** Instructions to follow **
Please print, without any change, the lines from the line with "Identify all the" to the line with "299, 701, 426]", including both of those lines.

** The data **
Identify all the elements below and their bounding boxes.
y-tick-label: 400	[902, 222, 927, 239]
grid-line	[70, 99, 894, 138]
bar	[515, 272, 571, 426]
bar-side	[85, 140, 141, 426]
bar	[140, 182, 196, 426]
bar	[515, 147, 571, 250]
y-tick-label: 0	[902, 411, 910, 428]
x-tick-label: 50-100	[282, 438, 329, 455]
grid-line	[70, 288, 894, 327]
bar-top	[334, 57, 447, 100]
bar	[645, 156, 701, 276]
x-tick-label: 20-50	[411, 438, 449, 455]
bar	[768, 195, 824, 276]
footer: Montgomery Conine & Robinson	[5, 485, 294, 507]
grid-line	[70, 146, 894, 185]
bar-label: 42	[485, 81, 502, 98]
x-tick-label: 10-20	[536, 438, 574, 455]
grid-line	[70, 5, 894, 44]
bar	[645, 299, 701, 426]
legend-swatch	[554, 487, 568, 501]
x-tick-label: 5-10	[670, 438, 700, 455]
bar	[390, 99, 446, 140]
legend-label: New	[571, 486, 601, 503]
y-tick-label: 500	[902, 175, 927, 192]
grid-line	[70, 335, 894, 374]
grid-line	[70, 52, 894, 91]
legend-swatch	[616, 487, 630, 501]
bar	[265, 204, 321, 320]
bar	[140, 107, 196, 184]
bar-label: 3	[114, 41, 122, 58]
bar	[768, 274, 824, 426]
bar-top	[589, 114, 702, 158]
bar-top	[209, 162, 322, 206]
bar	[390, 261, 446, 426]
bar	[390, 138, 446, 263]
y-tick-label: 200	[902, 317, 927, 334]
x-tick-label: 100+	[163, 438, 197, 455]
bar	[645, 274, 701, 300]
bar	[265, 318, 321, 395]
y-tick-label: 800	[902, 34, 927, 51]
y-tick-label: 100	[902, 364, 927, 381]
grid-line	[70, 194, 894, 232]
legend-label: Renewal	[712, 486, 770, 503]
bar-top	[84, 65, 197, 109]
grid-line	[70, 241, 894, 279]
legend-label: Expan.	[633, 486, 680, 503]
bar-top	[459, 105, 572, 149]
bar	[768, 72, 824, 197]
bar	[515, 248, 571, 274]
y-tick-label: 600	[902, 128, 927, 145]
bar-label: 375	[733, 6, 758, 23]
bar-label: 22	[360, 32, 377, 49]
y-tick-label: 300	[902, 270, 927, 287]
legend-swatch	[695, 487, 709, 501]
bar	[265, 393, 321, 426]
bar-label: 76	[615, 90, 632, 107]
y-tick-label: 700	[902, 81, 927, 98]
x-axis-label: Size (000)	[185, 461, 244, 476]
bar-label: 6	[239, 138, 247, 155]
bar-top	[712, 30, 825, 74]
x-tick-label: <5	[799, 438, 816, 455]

--

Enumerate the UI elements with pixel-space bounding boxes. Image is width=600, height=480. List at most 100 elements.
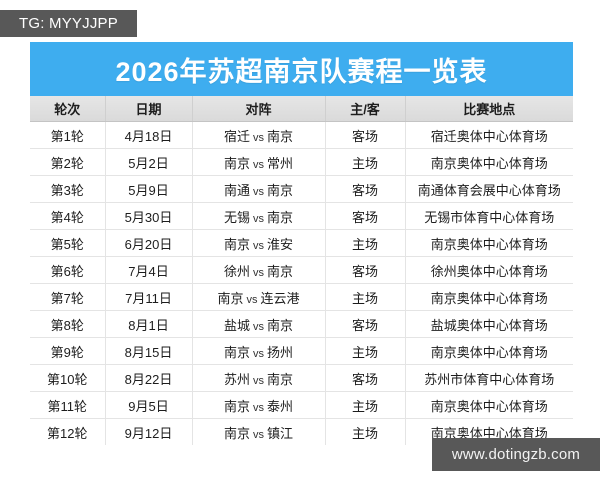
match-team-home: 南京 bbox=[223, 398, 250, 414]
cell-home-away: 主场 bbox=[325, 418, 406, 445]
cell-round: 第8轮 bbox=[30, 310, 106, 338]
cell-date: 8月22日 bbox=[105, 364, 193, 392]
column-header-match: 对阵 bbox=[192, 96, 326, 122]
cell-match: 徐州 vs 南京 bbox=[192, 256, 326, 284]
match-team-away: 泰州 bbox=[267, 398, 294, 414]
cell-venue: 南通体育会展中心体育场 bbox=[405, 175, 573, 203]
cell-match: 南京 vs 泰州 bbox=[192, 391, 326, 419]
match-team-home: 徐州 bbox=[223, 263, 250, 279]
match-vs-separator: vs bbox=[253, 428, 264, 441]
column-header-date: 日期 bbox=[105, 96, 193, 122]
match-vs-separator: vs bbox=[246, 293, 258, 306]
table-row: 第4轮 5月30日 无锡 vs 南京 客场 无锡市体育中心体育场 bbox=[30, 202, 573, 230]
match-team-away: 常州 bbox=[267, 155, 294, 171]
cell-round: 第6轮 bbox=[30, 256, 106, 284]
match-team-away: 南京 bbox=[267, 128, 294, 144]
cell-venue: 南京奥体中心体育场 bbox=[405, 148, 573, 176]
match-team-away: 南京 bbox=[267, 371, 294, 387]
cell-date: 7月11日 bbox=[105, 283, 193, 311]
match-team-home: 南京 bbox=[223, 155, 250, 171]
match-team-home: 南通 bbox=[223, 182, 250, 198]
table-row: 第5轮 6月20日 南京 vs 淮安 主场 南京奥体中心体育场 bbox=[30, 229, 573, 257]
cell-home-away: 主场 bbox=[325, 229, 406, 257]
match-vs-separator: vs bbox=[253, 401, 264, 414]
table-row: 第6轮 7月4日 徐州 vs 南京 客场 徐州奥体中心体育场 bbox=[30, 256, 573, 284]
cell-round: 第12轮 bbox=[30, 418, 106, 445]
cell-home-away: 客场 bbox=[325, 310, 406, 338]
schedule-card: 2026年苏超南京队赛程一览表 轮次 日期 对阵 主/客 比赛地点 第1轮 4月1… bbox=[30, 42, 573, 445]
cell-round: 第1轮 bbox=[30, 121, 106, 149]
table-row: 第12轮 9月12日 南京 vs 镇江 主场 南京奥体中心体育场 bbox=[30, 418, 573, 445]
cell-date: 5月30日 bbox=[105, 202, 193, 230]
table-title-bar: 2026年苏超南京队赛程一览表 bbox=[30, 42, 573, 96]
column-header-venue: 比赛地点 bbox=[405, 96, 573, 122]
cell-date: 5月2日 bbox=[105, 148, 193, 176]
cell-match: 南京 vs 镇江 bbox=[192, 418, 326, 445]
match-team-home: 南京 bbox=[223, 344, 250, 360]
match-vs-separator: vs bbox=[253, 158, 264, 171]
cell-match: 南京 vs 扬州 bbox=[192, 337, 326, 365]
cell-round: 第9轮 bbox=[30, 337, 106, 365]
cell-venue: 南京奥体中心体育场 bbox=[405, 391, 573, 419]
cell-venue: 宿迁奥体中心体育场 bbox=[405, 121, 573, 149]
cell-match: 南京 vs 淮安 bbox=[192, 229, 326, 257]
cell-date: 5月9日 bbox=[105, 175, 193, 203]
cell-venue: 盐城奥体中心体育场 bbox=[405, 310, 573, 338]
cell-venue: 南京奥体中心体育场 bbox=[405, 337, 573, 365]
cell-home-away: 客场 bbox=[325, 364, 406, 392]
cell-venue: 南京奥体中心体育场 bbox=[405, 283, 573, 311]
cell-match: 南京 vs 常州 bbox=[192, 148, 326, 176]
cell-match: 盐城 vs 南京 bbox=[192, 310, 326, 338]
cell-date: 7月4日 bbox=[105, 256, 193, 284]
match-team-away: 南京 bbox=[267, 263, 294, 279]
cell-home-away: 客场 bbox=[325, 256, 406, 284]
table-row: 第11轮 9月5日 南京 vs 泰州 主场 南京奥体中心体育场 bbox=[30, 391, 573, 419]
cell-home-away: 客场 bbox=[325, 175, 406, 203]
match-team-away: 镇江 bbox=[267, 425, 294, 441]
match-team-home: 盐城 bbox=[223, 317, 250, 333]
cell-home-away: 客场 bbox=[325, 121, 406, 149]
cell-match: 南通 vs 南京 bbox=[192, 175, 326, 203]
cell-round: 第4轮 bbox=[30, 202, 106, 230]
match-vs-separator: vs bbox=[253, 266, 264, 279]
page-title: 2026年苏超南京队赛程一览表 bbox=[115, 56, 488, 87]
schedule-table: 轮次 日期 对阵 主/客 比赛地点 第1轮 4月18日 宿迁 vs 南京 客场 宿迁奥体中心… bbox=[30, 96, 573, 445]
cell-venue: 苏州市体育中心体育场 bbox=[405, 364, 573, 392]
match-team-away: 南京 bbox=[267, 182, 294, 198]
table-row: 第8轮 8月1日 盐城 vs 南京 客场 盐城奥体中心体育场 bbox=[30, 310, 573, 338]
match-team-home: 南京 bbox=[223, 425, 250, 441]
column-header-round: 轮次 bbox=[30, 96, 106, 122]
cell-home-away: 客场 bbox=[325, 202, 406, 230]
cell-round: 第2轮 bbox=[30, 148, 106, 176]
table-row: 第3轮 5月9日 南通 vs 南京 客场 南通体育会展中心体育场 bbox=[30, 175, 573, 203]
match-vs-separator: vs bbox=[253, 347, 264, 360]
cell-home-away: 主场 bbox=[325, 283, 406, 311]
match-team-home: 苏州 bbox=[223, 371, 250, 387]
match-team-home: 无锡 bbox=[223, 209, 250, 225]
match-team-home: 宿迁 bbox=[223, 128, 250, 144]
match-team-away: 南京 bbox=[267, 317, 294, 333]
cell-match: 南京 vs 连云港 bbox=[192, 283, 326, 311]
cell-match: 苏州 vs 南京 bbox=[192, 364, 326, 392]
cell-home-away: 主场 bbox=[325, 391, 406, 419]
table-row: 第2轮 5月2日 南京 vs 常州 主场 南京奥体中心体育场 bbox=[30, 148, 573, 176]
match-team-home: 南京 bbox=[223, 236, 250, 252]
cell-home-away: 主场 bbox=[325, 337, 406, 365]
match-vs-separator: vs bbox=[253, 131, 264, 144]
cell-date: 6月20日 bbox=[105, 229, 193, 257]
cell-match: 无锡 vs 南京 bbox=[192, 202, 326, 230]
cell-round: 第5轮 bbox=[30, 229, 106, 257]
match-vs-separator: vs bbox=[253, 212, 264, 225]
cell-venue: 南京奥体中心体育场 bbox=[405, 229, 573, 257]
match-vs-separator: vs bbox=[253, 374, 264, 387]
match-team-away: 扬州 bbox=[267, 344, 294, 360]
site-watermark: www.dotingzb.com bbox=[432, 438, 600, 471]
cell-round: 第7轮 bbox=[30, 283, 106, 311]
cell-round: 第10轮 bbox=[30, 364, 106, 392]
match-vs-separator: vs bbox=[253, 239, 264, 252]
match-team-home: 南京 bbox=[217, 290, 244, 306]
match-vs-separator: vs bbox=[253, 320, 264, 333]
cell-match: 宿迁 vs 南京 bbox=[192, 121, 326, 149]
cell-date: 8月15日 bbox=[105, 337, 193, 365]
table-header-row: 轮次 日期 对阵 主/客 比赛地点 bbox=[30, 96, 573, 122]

** Finished answer **
Identify all the elements below and their bounding boxes.
y-tick-label: 400	[902, 222, 927, 239]
grid-line	[70, 99, 894, 138]
bar	[515, 272, 571, 426]
bar-side	[85, 140, 141, 426]
bar	[140, 182, 196, 426]
bar	[515, 147, 571, 250]
y-tick-label: 0	[902, 411, 910, 428]
x-tick-label: 50-100	[282, 438, 329, 455]
grid-line	[70, 288, 894, 327]
bar-top	[334, 57, 447, 100]
bar	[645, 156, 701, 276]
x-tick-label: 20-50	[411, 438, 449, 455]
bar	[768, 195, 824, 276]
footer: Montgomery Conine & Robinson	[5, 485, 294, 507]
grid-line	[70, 146, 894, 185]
bar-label: 42	[485, 81, 502, 98]
x-tick-label: 10-20	[536, 438, 574, 455]
grid-line	[70, 5, 894, 44]
bar	[645, 299, 701, 426]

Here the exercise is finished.